ABOUT THIS TASK:
Your task is to output the entries below word for word.

Transcript data for document pages:
/---

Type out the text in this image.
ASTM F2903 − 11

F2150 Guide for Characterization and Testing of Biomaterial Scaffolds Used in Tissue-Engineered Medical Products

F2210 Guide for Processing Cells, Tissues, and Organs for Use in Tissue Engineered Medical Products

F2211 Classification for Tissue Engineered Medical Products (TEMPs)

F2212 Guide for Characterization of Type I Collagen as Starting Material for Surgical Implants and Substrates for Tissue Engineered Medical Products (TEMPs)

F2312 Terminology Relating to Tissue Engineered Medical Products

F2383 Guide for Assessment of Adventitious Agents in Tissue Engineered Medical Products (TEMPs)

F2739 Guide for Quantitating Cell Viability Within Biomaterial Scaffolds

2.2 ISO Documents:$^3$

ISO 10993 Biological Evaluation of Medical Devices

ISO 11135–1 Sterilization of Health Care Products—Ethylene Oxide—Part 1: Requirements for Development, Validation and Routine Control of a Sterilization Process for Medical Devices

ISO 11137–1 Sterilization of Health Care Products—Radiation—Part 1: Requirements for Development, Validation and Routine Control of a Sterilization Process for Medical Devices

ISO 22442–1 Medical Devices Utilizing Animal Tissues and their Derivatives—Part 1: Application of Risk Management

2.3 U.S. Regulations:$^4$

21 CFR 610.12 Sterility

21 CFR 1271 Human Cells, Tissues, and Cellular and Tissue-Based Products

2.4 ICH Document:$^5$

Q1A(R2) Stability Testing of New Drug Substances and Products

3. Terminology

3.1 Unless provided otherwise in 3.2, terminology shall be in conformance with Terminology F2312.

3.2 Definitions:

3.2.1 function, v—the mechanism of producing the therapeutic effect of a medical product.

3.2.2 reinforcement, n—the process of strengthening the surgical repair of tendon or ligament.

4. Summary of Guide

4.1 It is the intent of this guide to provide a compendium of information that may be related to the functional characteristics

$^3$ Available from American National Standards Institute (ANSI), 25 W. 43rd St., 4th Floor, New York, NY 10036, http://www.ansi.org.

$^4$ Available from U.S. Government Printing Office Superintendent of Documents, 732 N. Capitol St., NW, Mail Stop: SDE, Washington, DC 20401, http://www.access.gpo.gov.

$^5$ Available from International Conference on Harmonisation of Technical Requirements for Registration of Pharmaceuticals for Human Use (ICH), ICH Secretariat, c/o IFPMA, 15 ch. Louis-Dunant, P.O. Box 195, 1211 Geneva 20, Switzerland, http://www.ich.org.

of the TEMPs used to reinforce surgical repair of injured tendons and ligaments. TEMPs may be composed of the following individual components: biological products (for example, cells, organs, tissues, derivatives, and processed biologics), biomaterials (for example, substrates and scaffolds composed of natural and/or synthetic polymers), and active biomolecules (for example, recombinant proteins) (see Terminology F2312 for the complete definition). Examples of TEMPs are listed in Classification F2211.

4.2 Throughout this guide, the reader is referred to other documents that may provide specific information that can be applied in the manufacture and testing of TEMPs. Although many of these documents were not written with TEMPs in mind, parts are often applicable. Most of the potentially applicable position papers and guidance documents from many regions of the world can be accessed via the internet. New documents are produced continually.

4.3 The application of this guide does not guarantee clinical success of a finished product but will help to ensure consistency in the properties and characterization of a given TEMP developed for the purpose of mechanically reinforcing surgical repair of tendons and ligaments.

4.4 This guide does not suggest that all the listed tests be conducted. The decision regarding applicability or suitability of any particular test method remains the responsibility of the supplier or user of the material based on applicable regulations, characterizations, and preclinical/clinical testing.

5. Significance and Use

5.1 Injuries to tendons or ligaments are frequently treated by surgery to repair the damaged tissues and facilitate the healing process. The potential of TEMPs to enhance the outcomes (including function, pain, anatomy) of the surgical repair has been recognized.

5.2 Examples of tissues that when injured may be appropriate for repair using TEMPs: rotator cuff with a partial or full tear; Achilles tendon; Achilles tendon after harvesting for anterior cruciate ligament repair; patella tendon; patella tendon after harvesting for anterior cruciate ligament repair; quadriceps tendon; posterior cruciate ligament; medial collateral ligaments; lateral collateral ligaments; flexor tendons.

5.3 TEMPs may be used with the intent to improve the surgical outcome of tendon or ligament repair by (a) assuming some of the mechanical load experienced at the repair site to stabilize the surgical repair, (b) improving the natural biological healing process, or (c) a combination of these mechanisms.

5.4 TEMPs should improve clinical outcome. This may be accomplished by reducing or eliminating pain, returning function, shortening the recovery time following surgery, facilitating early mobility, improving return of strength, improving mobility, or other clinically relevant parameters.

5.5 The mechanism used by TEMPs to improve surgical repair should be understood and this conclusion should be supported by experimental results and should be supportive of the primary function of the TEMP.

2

\---

FINAL ANSWER:
Type out the text in this image.
ASTM F2903 − 11

F2150 Guide for Characterization and Testing of Biomaterial Scaffolds Used in Tissue-Engineered Medical Products

F2210 Guide for Processing Cells, Tissues, and Organs for Use in Tissue Engineered Medical Products

F2211 Classification for Tissue Engineered Medical Products (TEMPs)

F2212 Guide for Characterization of Type I Collagen as Starting Material for Surgical Implants and Substrates for Tissue Engineered Medical Products (TEMPs)

F2312 Terminology Relating to Tissue Engineered Medical Products

F2383 Guide for Assessment of Adventitious Agents in Tissue Engineered Medical Products (TEMPs)

F2739 Guide for Quantitating Cell Viability Within Biomaterial Scaffolds

2.2 ISO Documents:$^3$

ISO 10993 Biological Evaluation of Medical Devices

ISO 11135–1 Sterilization of Health Care Products—Ethylene Oxide—Part 1: Requirements for Development, Validation and Routine Control of a Sterilization Process for Medical Devices

ISO 11137–1 Sterilization of Health Care Products—Radiation—Part 1: Requirements for Development, Validation and Routine Control of a Sterilization Process for Medical Devices

ISO 22442–1 Medical Devices Utilizing Animal Tissues and their Derivatives—Part 1: Application of Risk Management

2.3 U.S. Regulations:$^4$

21 CFR 610.12 Sterility

21 CFR 1271 Human Cells, Tissues, and Cellular and Tissue-Based Products

2.4 ICH Document:$^5$

Q1A(R2) Stability Testing of New Drug Substances and Products

3. Terminology

3.1 Unless provided otherwise in 3.2, terminology shall be in conformance with Terminology F2312.

3.2 Definitions:

3.2.1 function, v—the mechanism of producing the therapeutic effect of a medical product.

3.2.2 reinforcement, n—the process of strengthening the surgical repair of tendon or ligament.

4. Summary of Guide

4.1 It is the intent of this guide to provide a compendium of information that may be related to the functional characteristics

$^3$ Available from American National Standards Institute (ANSI), 25 W. 43rd St., 4th Floor, New York, NY 10036, http://www.ansi.org.

$^4$ Available from U.S. Government Printing Office Superintendent of Documents, 732 N. Capitol St., NW, Mail Stop: SDE, Washington, DC 20401, http://www.access.gpo.gov.

$^5$ Available from International Conference on Harmonisation of Technical Requirements for Registration of Pharmaceuticals for Human Use (ICH), ICH Secretariat, c/o IFPMA, 15 ch. Louis-Dunant, P.O. Box 195, 1211 Geneva 20, Switzerland, http://www.ich.org.

of the TEMPs used to reinforce surgical repair of injured tendons and ligaments. TEMPs may be composed of the following individual components: biological products (for example, cells, organs, tissues, derivatives, and processed biologics), biomaterials (for example, substrates and scaffolds composed of natural and/or synthetic polymers), and active biomolecules (for example, recombinant proteins) (see Terminology F2312 for the complete definition). Examples of TEMPs are listed in Classification F2211.

4.2 Throughout this guide, the reader is referred to other documents that may provide specific information that can be applied in the manufacture and testing of TEMPs. Although many of these documents were not written with TEMPs in mind, parts are often applicable. Most of the potentially applicable position papers and guidance documents from many regions of the world can be accessed via the internet. New documents are produced continually.

4.3 The application of this guide does not guarantee clinical success of a finished product but will help to ensure consistency in the properties and characterization of a given TEMP developed for the purpose of mechanically reinforcing surgical repair of tendons and ligaments.

4.4 This guide does not suggest that all the listed tests be conducted. The decision regarding applicability or suitability of any particular test method remains the responsibility of the supplier or user of the material based on applicable regulations, characterizations, and preclinical/clinical testing.

5. Significance and Use

5.1 Injuries to tendons or ligaments are frequently treated by surgery to repair the damaged tissues and facilitate the healing process. The potential of TEMPs to enhance the outcomes (including function, pain, anatomy) of the surgical repair has been recognized.

5.2 Examples of tissues that when injured may be appropriate for repair using TEMPs: rotator cuff with a partial or full tear; Achilles tendon; Achilles tendon after harvesting for anterior cruciate ligament repair; patella tendon; patella tendon after harvesting for anterior cruciate ligament repair; quadriceps tendon; posterior cruciate ligament; medial collateral ligaments; lateral collateral ligaments; flexor tendons.

5.3 TEMPs may be used with the intent to improve the surgical outcome of tendon or ligament repair by (a) assuming some of the mechanical load experienced at the repair site to stabilize the surgical repair, (b) improving the natural biological healing process, or (c) a combination of these mechanisms.

5.4 TEMPs should improve clinical outcome. This may be accomplished by reducing or eliminating pain, returning function, shortening the recovery time following surgery, facilitating early mobility, improving return of strength, improving mobility, or other clinically relevant parameters.

5.5 The mechanism used by TEMPs to improve surgical repair should be understood and this conclusion should be supported by experimental results and should be supportive of the primary function of the TEMP.

2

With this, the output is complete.